■ TASK DIRECTIONS
Could you reproduce every one of the following lines word for word, leaving nothing out and changing nothing?

■ PROVIDED RECORDS
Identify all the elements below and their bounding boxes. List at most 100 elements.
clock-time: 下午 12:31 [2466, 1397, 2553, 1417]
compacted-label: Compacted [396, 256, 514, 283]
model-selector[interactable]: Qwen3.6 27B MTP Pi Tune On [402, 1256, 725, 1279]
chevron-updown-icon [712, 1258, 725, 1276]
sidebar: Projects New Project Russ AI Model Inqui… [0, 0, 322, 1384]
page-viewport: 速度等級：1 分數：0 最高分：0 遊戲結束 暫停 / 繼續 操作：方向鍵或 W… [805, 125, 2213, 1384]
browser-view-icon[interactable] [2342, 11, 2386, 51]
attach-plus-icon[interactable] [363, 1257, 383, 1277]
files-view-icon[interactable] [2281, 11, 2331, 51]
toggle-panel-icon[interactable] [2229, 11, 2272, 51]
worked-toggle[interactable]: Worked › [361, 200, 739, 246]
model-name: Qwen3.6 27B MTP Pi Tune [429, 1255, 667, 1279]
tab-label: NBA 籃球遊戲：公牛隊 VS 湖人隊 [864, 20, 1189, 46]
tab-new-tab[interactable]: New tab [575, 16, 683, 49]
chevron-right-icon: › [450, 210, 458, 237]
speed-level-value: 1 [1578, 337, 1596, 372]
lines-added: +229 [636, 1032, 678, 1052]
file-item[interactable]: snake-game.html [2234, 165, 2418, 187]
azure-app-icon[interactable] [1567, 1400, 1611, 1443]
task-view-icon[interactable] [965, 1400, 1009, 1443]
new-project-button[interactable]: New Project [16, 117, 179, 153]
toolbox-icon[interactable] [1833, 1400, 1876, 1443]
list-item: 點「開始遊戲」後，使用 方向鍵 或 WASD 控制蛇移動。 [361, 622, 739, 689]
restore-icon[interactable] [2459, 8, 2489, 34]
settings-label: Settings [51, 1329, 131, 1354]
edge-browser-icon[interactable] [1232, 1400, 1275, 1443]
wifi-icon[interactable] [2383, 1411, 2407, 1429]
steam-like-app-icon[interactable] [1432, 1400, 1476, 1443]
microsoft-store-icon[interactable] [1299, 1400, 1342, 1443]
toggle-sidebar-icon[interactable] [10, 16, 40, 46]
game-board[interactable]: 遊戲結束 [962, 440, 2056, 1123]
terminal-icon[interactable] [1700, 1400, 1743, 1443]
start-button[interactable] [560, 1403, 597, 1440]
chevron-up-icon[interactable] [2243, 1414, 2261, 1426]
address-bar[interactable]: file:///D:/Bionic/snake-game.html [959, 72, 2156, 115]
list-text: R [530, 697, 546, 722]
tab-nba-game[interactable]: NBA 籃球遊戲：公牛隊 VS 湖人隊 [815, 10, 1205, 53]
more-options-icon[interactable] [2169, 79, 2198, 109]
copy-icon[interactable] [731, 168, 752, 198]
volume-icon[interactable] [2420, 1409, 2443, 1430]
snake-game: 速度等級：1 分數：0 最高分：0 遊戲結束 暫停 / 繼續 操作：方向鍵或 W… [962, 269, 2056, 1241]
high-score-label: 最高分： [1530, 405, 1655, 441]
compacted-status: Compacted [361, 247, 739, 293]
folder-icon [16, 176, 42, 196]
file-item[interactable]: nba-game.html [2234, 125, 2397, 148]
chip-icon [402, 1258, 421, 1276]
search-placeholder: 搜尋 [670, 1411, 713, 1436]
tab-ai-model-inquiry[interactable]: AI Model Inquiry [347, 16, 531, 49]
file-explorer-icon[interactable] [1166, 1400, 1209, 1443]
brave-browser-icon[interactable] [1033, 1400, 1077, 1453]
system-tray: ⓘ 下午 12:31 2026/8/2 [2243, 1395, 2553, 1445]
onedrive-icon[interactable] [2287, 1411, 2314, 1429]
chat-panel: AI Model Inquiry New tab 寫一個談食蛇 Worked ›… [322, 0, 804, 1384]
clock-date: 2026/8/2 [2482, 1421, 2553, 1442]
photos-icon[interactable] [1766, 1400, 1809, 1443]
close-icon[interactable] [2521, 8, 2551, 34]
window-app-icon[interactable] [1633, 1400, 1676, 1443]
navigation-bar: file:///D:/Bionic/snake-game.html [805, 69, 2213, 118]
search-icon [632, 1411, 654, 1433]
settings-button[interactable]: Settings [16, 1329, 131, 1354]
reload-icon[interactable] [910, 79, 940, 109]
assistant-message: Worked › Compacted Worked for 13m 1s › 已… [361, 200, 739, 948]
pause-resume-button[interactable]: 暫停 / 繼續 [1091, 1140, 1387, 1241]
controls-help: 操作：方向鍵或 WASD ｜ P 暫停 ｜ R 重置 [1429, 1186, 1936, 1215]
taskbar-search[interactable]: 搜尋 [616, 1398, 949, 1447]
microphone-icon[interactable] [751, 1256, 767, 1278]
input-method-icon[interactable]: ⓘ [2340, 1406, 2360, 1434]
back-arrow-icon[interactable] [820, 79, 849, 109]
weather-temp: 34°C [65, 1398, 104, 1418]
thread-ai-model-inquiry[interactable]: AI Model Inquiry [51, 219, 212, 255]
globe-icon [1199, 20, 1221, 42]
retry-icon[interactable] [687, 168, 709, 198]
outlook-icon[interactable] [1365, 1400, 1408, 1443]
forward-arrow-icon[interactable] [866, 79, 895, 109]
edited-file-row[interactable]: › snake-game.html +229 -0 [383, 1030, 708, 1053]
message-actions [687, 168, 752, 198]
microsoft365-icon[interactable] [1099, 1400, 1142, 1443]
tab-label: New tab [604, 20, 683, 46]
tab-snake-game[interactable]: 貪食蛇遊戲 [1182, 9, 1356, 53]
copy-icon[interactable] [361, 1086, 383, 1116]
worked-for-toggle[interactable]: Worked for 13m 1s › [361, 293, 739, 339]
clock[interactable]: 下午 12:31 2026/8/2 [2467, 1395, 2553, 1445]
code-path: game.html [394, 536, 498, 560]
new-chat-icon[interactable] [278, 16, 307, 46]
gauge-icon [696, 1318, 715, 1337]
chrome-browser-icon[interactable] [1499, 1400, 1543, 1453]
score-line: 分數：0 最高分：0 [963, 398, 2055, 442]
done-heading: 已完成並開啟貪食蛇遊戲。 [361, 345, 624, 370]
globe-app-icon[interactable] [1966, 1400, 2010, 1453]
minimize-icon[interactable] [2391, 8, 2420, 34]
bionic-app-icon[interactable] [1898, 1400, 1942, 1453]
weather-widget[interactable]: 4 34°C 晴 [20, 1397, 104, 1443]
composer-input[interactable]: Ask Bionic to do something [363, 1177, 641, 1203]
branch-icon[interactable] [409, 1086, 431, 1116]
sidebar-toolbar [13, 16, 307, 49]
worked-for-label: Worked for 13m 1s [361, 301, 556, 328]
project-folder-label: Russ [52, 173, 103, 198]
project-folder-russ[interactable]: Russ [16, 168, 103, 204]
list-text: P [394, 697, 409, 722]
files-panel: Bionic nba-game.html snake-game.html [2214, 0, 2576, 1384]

■ SOLUTION FOR THIS PROBLEM
Identify all the elements below and their bounding boxes. List at most 100 elements.
clock-time: 下午 12:31 [2466, 1397, 2553, 1417]
compacted-label: Compacted [396, 256, 514, 283]
model-selector[interactable]: Qwen3.6 27B MTP Pi Tune On [402, 1256, 725, 1279]
chevron-updown-icon [712, 1258, 725, 1276]
sidebar: Projects New Project Russ AI Model Inqui… [0, 0, 322, 1384]
page-viewport: 速度等級：1 分數：0 最高分：0 遊戲結束 暫停 / 繼續 操作：方向鍵或 W… [805, 125, 2213, 1384]
browser-view-icon[interactable] [2342, 11, 2386, 51]
attach-plus-icon[interactable] [363, 1257, 383, 1277]
files-view-icon[interactable] [2281, 11, 2331, 51]
toggle-panel-icon[interactable] [2229, 11, 2272, 51]
worked-toggle[interactable]: Worked › [361, 200, 739, 246]
model-name: Qwen3.6 27B MTP Pi Tune [429, 1255, 667, 1279]
tab-label: NBA 籃球遊戲：公牛隊 VS 湖人隊 [864, 20, 1189, 46]
tab-new-tab[interactable]: New tab [575, 16, 683, 49]
chevron-right-icon: › [450, 210, 458, 237]
speed-level-value: 1 [1578, 337, 1596, 372]
lines-added: +229 [636, 1032, 678, 1052]
file-item[interactable]: snake-game.html [2234, 165, 2418, 187]
azure-app-icon[interactable] [1567, 1400, 1611, 1443]
task-view-icon[interactable] [965, 1400, 1009, 1443]
new-project-button[interactable]: New Project [16, 117, 179, 153]
toolbox-icon[interactable] [1833, 1400, 1876, 1443]
list-item: 點「開始遊戲」後，使用 方向鍵 或 WASD 控制蛇移動。 [361, 622, 739, 689]
restore-icon[interactable] [2459, 8, 2489, 34]
settings-label: Settings [51, 1329, 131, 1354]
edge-browser-icon[interactable] [1232, 1400, 1275, 1443]
wifi-icon[interactable] [2383, 1411, 2407, 1429]
steam-like-app-icon[interactable] [1432, 1400, 1476, 1443]
microsoft-store-icon[interactable] [1299, 1400, 1342, 1443]
toggle-sidebar-icon[interactable] [10, 16, 40, 46]
game-board[interactable]: 遊戲結束 [962, 440, 2056, 1123]
terminal-icon[interactable] [1700, 1400, 1743, 1443]
start-button[interactable] [560, 1403, 597, 1440]
chevron-up-icon[interactable] [2243, 1414, 2261, 1426]
address-bar[interactable]: file:///D:/Bionic/snake-game.html [959, 72, 2156, 115]
list-text: R [530, 697, 546, 722]
tab-nba-game[interactable]: NBA 籃球遊戲：公牛隊 VS 湖人隊 [815, 10, 1205, 53]
more-options-icon[interactable] [2169, 79, 2198, 109]
copy-icon[interactable] [731, 168, 752, 198]
volume-icon[interactable] [2420, 1409, 2443, 1430]
snake-game: 速度等級：1 分數：0 最高分：0 遊戲結束 暫停 / 繼續 操作：方向鍵或 W… [962, 269, 2056, 1241]
high-score-label: 最高分： [1530, 405, 1655, 441]
compacted-status: Compacted [361, 247, 739, 293]
folder-icon [16, 176, 42, 196]
file-item[interactable]: nba-game.html [2234, 125, 2397, 148]
chip-icon [402, 1258, 421, 1276]
search-placeholder: 搜尋 [670, 1411, 713, 1436]
tab-ai-model-inquiry[interactable]: AI Model Inquiry [347, 16, 531, 49]
file-explorer-icon[interactable] [1166, 1400, 1209, 1443]
brave-browser-icon[interactable] [1033, 1400, 1077, 1453]
system-tray: ⓘ 下午 12:31 2026/8/2 [2243, 1395, 2553, 1445]
onedrive-icon[interactable] [2287, 1411, 2314, 1429]
chat-panel: AI Model Inquiry New tab 寫一個談食蛇 Worked ›… [322, 0, 804, 1384]
clock-date: 2026/8/2 [2482, 1421, 2553, 1442]
photos-icon[interactable] [1766, 1400, 1809, 1443]
close-icon[interactable] [2521, 8, 2551, 34]
window-app-icon[interactable] [1633, 1400, 1676, 1443]
navigation-bar: file:///D:/Bionic/snake-game.html [805, 69, 2213, 118]
search-icon [632, 1411, 654, 1433]
settings-button[interactable]: Settings [16, 1329, 131, 1354]
reload-icon[interactable] [910, 79, 940, 109]
assistant-message: Worked › Compacted Worked for 13m 1s › 已… [361, 200, 739, 948]
pause-resume-button[interactable]: 暫停 / 繼續 [1091, 1140, 1387, 1241]
controls-help: 操作：方向鍵或 WASD ｜ P 暫停 ｜ R 重置 [1429, 1186, 1936, 1215]
taskbar-search[interactable]: 搜尋 [616, 1398, 949, 1447]
microphone-icon[interactable] [751, 1256, 767, 1278]
input-method-icon[interactable]: ⓘ [2340, 1406, 2360, 1434]
back-arrow-icon[interactable] [820, 79, 849, 109]
weather-temp: 34°C [65, 1398, 104, 1418]
thread-ai-model-inquiry[interactable]: AI Model Inquiry [51, 219, 212, 255]
globe-icon [1199, 20, 1221, 42]
retry-icon[interactable] [687, 168, 709, 198]
outlook-icon[interactable] [1365, 1400, 1408, 1443]
forward-arrow-icon[interactable] [866, 79, 895, 109]
edited-file-row[interactable]: › snake-game.html +229 -0 [383, 1030, 708, 1053]
message-actions [687, 168, 752, 198]
microsoft365-icon[interactable] [1099, 1400, 1142, 1443]
tab-label: New tab [604, 20, 683, 46]
tab-snake-game[interactable]: 貪食蛇遊戲 [1182, 9, 1356, 53]
copy-icon[interactable] [361, 1086, 383, 1116]
worked-for-toggle[interactable]: Worked for 13m 1s › [361, 293, 739, 339]
clock[interactable]: 下午 12:31 2026/8/2 [2467, 1395, 2553, 1445]
code-path: game.html [394, 536, 498, 560]
new-chat-icon[interactable] [278, 16, 307, 46]
gauge-icon [696, 1318, 715, 1337]
chrome-browser-icon[interactable] [1499, 1400, 1543, 1453]
score-line: 分數：0 最高分：0 [963, 398, 2055, 442]
done-heading: 已完成並開啟貪食蛇遊戲。 [361, 345, 624, 370]
globe-app-icon[interactable] [1966, 1400, 2010, 1453]
minimize-icon[interactable] [2391, 8, 2420, 34]
bionic-app-icon[interactable] [1898, 1400, 1942, 1453]
weather-widget[interactable]: 4 34°C 晴 [20, 1397, 104, 1443]
composer-input[interactable]: Ask Bionic to do something [363, 1177, 641, 1203]
branch-icon[interactable] [409, 1086, 431, 1116]
sidebar-toolbar [13, 16, 307, 49]
worked-for-label: Worked for 13m 1s [361, 301, 556, 328]
project-folder-label: Russ [52, 173, 103, 198]
project-folder-russ[interactable]: Russ [16, 168, 103, 204]
list-text: P [394, 697, 409, 722]
files-panel: Bionic nba-game.html snake-game.html [2214, 0, 2576, 1384]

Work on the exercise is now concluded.